Directions for this task: Where a line contains the word "Potential", copy that line in full.

----

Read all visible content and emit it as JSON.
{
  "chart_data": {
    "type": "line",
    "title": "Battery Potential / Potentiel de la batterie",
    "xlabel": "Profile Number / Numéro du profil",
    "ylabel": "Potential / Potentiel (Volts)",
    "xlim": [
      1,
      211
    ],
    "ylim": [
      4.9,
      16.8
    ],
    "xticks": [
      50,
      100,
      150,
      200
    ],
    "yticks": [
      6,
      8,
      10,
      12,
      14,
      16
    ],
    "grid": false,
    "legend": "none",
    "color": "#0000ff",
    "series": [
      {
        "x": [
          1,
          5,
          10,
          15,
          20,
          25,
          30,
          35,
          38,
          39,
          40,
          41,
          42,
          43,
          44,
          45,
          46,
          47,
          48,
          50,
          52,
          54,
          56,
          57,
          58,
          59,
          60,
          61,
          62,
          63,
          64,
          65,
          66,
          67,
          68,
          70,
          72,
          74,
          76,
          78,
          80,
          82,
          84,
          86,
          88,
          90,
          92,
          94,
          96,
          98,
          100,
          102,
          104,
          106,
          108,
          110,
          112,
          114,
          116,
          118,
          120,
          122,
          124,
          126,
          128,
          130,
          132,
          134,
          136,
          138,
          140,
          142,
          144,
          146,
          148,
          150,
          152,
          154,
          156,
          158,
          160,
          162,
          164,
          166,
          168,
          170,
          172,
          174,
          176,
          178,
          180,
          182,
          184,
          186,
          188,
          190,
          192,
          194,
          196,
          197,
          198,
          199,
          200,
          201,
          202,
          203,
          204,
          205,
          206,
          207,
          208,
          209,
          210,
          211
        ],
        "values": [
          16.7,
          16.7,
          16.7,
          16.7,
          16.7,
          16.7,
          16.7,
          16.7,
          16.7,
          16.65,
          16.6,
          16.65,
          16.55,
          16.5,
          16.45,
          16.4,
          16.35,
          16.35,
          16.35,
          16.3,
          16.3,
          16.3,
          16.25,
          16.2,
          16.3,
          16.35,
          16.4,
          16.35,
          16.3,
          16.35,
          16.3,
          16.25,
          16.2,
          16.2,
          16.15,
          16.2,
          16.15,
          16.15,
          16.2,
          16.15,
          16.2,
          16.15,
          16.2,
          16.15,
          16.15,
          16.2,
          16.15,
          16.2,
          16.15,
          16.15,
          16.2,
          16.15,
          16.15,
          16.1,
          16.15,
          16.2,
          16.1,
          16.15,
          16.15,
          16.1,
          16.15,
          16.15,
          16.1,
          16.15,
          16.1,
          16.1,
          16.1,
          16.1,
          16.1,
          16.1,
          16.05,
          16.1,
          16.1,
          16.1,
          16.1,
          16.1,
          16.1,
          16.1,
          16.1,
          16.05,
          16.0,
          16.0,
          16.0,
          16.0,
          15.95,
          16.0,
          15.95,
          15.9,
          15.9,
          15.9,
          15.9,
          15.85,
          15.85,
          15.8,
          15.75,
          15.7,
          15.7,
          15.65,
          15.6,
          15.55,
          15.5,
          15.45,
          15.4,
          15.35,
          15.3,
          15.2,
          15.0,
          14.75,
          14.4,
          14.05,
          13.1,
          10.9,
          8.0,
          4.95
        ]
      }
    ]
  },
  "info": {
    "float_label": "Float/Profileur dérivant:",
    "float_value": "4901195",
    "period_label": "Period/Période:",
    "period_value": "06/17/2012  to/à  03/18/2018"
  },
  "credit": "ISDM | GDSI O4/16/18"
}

----

The reply:
    "title": "Battery Potential / Potentiel de la batterie",
    "ylabel": "Potential / Potentiel (Volts)",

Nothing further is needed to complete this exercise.